Copy the lines below word for word, from the first line of the records through the line holding "strip-label-row: 证号 [69, 691, 124, 723]", including both.

[Extracted data entries]
[BEGIN]

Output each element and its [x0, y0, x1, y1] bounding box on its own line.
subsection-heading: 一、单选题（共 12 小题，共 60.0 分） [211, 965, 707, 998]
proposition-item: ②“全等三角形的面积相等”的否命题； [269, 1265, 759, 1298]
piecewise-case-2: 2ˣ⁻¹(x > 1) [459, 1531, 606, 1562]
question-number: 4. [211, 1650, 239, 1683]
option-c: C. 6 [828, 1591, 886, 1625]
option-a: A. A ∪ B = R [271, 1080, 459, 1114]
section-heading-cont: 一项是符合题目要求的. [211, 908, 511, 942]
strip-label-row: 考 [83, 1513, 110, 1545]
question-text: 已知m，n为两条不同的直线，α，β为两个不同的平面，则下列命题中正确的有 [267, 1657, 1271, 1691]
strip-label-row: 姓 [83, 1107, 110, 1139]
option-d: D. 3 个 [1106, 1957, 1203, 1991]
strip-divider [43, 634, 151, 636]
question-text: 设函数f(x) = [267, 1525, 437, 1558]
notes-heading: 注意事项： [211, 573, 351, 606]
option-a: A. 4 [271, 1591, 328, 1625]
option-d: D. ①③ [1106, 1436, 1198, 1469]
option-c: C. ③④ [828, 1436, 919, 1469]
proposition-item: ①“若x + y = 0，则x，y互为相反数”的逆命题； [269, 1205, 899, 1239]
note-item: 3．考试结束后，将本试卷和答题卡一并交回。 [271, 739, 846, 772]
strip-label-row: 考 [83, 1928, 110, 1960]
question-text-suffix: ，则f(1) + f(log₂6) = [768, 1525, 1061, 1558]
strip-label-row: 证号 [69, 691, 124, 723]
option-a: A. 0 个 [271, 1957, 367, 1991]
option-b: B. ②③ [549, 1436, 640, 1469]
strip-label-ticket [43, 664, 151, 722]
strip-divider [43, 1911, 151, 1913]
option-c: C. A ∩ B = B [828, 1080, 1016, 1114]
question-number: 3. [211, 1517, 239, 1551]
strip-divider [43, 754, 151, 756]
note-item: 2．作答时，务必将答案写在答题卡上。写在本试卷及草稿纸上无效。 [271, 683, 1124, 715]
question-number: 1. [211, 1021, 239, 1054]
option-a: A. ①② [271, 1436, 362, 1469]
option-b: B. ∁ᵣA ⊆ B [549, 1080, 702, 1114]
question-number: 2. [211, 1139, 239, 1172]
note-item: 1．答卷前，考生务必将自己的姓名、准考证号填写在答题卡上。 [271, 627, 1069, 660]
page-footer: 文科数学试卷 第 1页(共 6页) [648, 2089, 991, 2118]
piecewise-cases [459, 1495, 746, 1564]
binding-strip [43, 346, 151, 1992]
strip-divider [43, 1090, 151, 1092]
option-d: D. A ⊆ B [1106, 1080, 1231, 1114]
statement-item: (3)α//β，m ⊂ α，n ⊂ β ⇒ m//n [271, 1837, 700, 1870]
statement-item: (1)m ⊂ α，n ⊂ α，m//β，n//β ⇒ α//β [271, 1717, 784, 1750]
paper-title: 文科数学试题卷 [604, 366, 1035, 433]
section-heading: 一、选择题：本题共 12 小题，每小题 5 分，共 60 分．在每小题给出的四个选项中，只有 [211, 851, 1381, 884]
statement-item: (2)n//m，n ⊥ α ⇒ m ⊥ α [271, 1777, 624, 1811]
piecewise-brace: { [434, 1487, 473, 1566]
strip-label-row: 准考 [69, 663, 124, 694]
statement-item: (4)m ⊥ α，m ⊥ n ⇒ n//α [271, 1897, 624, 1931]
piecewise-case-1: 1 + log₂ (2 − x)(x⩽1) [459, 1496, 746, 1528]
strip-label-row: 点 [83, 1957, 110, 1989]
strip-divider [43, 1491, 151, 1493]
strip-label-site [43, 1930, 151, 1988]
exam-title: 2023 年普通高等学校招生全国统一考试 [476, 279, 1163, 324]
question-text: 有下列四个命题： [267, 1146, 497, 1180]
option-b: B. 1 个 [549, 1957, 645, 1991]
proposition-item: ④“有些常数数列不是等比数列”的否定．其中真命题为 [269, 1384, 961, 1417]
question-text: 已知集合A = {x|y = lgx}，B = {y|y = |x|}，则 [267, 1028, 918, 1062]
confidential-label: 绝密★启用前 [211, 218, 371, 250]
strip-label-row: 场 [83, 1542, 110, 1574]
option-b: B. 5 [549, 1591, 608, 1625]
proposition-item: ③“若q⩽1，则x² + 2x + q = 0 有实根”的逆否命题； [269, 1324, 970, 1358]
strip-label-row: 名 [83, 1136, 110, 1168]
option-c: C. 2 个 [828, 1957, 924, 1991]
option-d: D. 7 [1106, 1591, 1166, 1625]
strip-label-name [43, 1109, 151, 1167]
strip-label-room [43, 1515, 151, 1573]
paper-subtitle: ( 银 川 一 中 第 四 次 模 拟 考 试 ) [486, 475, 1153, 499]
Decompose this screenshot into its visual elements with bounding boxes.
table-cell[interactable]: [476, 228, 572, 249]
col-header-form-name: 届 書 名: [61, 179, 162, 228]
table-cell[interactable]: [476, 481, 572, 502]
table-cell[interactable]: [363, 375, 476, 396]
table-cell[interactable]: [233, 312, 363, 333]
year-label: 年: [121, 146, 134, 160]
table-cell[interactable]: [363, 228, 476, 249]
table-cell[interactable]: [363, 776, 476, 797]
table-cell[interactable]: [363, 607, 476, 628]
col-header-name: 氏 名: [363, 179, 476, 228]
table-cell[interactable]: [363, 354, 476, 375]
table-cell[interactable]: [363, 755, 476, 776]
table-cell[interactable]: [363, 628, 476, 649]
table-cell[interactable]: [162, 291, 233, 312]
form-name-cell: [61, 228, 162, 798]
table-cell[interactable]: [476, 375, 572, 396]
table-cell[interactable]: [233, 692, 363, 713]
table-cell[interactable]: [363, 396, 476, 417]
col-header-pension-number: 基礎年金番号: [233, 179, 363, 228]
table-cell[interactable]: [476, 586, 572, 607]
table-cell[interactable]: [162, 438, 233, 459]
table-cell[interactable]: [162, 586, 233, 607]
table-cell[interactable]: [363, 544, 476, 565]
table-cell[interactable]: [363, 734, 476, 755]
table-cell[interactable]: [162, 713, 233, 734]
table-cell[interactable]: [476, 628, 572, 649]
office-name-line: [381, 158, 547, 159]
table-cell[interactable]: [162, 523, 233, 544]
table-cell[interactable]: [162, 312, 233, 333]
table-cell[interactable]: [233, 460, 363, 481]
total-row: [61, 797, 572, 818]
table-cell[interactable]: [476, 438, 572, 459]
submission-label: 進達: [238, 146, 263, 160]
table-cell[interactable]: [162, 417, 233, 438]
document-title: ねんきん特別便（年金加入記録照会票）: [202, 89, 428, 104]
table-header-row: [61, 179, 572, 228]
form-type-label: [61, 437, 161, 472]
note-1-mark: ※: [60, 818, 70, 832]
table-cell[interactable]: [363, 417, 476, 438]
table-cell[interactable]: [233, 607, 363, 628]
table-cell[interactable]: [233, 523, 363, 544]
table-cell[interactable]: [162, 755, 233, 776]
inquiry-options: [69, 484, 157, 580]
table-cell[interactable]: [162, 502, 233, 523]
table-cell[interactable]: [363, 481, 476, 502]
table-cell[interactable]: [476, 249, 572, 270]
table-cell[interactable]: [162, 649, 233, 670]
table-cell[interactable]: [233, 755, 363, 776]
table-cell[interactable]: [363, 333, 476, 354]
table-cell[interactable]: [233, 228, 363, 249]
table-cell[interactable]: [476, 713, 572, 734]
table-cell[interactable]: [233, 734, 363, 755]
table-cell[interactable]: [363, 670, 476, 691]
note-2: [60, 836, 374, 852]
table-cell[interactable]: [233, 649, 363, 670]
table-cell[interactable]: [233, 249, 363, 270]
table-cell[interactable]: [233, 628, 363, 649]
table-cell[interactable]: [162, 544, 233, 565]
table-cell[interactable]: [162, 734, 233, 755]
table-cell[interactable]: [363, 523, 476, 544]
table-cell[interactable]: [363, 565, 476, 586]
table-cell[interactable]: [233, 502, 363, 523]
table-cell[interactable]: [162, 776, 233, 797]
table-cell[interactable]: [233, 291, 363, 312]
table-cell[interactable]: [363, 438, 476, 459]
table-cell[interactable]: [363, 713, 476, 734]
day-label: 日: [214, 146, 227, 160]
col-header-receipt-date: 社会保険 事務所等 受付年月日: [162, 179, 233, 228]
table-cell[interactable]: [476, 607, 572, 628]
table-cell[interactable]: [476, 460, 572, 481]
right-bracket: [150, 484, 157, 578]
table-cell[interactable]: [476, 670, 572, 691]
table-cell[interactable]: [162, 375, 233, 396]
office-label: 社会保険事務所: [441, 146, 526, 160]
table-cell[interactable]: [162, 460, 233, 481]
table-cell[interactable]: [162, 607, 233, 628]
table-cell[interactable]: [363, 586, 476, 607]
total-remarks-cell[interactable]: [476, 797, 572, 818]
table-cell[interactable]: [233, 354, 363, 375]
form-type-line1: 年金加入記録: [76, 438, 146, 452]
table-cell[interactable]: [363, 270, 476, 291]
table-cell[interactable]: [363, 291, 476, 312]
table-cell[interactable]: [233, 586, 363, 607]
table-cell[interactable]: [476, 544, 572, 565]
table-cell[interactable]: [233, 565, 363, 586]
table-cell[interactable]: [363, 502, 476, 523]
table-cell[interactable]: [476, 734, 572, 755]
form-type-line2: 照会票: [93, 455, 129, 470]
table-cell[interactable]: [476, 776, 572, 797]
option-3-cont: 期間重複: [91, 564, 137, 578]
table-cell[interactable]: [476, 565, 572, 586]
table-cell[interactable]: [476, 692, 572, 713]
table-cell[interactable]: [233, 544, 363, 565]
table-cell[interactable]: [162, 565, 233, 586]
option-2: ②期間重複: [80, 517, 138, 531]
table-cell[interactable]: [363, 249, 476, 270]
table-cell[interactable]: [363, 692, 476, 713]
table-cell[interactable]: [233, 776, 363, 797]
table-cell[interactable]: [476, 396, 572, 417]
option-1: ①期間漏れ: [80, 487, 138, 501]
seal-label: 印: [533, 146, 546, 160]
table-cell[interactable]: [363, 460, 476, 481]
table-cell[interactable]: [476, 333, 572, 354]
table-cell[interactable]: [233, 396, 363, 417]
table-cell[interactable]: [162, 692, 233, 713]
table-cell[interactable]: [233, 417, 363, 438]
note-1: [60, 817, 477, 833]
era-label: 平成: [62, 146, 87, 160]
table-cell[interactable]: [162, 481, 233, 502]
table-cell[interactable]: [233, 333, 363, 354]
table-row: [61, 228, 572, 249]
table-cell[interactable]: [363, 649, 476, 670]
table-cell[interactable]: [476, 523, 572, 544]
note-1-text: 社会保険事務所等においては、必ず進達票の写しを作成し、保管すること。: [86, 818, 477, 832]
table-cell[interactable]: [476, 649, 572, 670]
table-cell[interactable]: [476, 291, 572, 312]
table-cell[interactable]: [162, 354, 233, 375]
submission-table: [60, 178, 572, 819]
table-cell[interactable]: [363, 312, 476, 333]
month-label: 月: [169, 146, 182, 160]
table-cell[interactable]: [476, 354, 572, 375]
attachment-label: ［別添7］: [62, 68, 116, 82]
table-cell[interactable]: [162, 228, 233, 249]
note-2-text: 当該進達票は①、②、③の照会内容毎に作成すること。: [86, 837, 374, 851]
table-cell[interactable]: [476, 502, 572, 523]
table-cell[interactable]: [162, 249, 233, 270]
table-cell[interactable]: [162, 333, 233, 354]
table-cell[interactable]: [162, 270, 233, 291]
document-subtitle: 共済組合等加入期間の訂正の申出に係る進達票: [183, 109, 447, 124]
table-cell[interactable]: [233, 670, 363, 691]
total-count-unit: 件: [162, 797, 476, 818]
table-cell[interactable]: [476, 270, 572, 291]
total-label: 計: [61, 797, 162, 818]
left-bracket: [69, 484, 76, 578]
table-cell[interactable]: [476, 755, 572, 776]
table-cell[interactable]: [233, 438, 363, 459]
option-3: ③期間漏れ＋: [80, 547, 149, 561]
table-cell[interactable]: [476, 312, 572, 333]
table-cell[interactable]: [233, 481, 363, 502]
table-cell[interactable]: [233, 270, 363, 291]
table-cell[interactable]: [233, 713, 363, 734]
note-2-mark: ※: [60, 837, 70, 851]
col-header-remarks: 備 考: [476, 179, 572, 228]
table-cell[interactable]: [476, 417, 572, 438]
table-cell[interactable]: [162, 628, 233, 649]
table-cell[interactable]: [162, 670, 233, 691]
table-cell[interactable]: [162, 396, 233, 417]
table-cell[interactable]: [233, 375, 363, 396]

[END]

## Written answer:
Output each element and its [x0, y0, x1, y1] bounding box on its own line.
subsection-heading: 一、单选题（共 12 小题，共 60.0 分） [211, 965, 707, 998]
proposition-item: ②“全等三角形的面积相等”的否命题； [269, 1265, 759, 1298]
piecewise-case-2: 2ˣ⁻¹(x > 1) [459, 1531, 606, 1562]
question-number: 4. [211, 1650, 239, 1683]
option-c: C. 6 [828, 1591, 886, 1625]
option-a: A. A ∪ B = R [271, 1080, 459, 1114]
section-heading-cont: 一项是符合题目要求的. [211, 908, 511, 942]
strip-label-row: 考 [83, 1513, 110, 1545]
question-text: 已知m，n为两条不同的直线，α，β为两个不同的平面，则下列命题中正确的有 [267, 1657, 1271, 1691]
strip-label-row: 姓 [83, 1107, 110, 1139]
option-d: D. 3 个 [1106, 1957, 1203, 1991]
strip-divider [43, 634, 151, 636]
question-text: 设函数f(x) = [267, 1525, 437, 1558]
notes-heading: 注意事项： [211, 573, 351, 606]
option-a: A. 4 [271, 1591, 328, 1625]
option-d: D. ①③ [1106, 1436, 1198, 1469]
option-c: C. ③④ [828, 1436, 919, 1469]
proposition-item: ①“若x + y = 0，则x，y互为相反数”的逆命题； [269, 1205, 899, 1239]
note-item: 3．考试结束后，将本试卷和答题卡一并交回。 [271, 739, 846, 772]
strip-label-row: 考 [83, 1928, 110, 1960]
question-text-suffix: ，则f(1) + f(log₂6) = [768, 1525, 1061, 1558]
strip-label-row: 证号 [69, 691, 124, 723]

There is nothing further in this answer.